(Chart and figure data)

┌──

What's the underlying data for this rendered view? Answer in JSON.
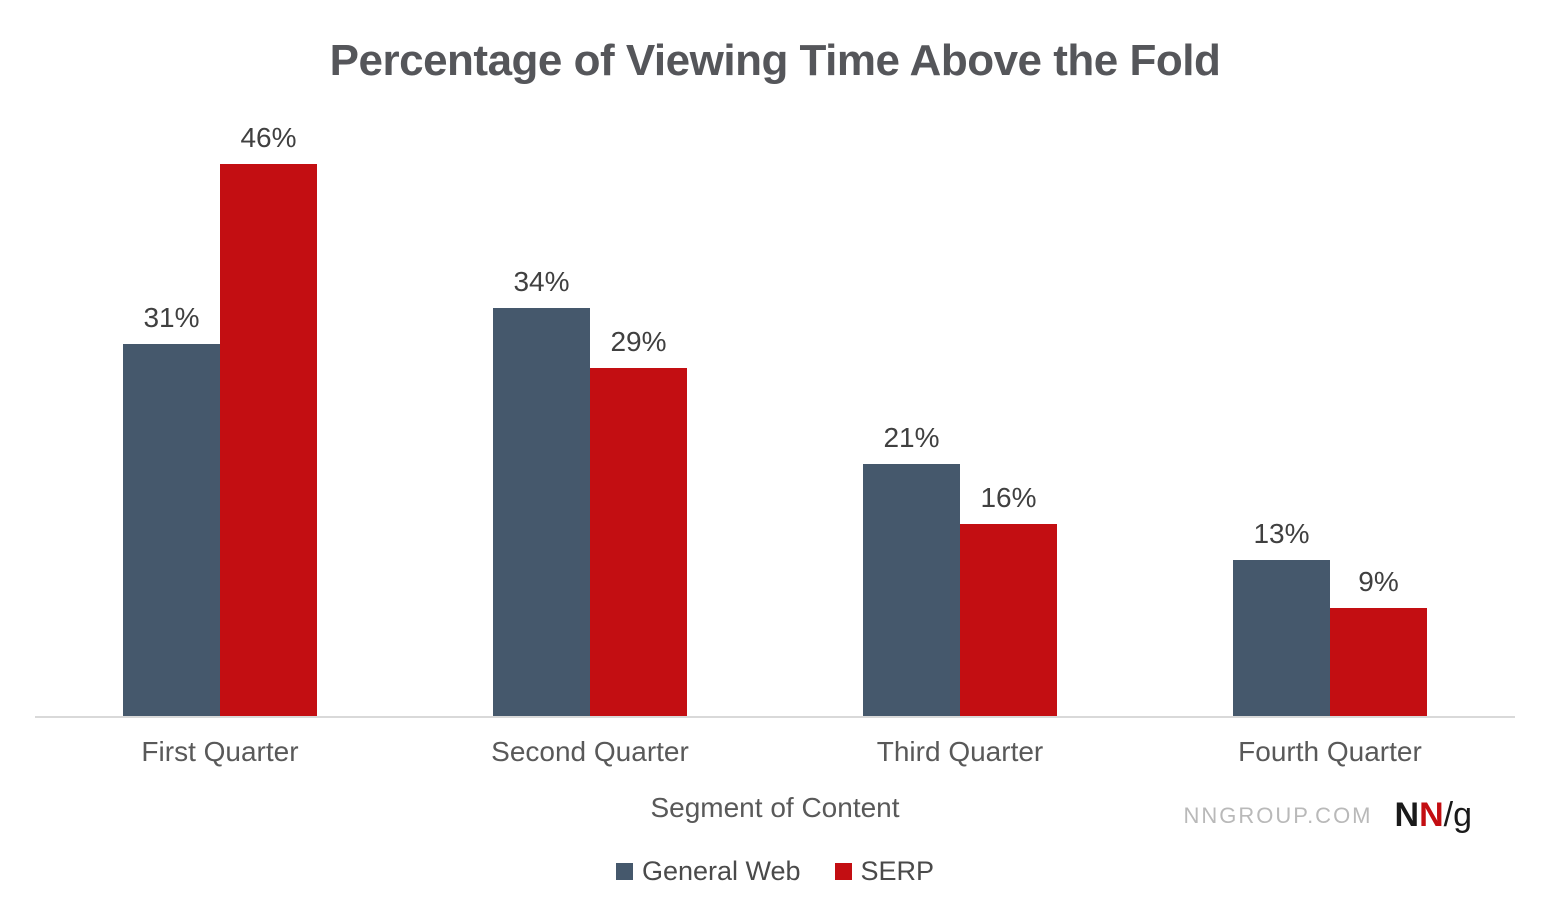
{
  "chart_data": {
    "type": "bar",
    "title": "Percentage of Viewing Time Above the Fold",
    "categories": [
      "First Quarter",
      "Second Quarter",
      "Third Quarter",
      "Fourth Quarter"
    ],
    "series": [
      {
        "name": "General Web",
        "color": "#45586c",
        "values": [
          31,
          34,
          21,
          13
        ]
      },
      {
        "name": "SERP",
        "color": "#c30e12",
        "values": [
          46,
          29,
          16,
          9
        ]
      }
    ],
    "value_label_format": "{value}%",
    "xlabel": "Segment of Content",
    "ylabel": "",
    "ylim": [
      0,
      50
    ],
    "grid": false,
    "legend_position": "bottom",
    "axis_line_color": "#d9d9d9"
  },
  "footer": {
    "source": "NNGROUP.COM",
    "logo": {
      "n_black": "N",
      "n_red": "N",
      "slash_g": "/g",
      "red_color": "#c30e12"
    }
  }
}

└──

Pictures stay out of the copy; please restate every record above exactly.

Result:
What's the underlying data for this rendered view? Answer in JSON.
{
  "chart_data": {
    "type": "bar",
    "title": "Percentage of Viewing Time Above the Fold",
    "categories": [
      "First Quarter",
      "Second Quarter",
      "Third Quarter",
      "Fourth Quarter"
    ],
    "series": [
      {
        "name": "General Web",
        "color": "#45586c",
        "values": [
          31,
          34,
          21,
          13
        ]
      },
      {
        "name": "SERP",
        "color": "#c30e12",
        "values": [
          46,
          29,
          16,
          9
        ]
      }
    ],
    "value_label_format": "{value}%",
    "xlabel": "Segment of Content",
    "ylabel": "",
    "ylim": [
      0,
      50
    ],
    "grid": false,
    "legend_position": "bottom",
    "axis_line_color": "#d9d9d9"
  },
  "footer": {
    "source": "NNGROUP.COM",
    "logo": {
      "n_black": "N",
      "n_red": "N",
      "slash_g": "/g",
      "red_color": "#c30e12"
    }
  }
}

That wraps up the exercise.